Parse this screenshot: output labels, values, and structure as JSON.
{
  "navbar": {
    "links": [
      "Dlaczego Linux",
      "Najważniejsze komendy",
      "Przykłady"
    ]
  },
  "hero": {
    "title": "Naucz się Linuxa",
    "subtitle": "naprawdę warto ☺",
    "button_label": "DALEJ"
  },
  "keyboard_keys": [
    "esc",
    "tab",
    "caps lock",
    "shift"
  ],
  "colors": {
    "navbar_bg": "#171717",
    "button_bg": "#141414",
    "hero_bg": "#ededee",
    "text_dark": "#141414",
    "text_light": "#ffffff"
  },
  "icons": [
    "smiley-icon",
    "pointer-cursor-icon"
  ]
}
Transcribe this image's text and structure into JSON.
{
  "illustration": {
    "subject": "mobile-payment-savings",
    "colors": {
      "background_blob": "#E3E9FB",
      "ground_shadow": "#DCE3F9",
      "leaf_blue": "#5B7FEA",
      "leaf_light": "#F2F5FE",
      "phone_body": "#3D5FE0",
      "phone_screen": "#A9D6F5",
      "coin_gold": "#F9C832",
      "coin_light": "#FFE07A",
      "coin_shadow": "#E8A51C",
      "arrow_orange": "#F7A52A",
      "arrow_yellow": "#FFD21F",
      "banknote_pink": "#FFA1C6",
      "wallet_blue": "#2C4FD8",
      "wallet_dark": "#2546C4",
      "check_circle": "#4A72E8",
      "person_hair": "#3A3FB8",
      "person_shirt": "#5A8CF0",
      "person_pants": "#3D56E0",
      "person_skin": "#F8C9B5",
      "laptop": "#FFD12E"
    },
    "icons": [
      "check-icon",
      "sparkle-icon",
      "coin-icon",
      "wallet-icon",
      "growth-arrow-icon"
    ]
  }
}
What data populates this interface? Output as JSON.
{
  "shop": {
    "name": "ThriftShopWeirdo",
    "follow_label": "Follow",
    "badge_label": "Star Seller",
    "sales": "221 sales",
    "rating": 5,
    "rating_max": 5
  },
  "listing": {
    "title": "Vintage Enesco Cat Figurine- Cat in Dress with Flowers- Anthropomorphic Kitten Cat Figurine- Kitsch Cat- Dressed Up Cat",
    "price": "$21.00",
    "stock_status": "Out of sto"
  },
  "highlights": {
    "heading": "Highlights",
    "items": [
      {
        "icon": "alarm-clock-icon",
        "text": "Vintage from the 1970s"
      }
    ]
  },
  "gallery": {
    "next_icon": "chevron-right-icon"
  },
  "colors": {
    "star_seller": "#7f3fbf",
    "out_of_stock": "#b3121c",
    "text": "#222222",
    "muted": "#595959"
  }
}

Required task:
Gather all lines from the records above in which "this" appears.

Solution to the problem:
Parse this screenshot: output labels, values, and structure as JSON.
Transcribe this image's text and structure into JSON.
What data populates this interface? Output as JSON.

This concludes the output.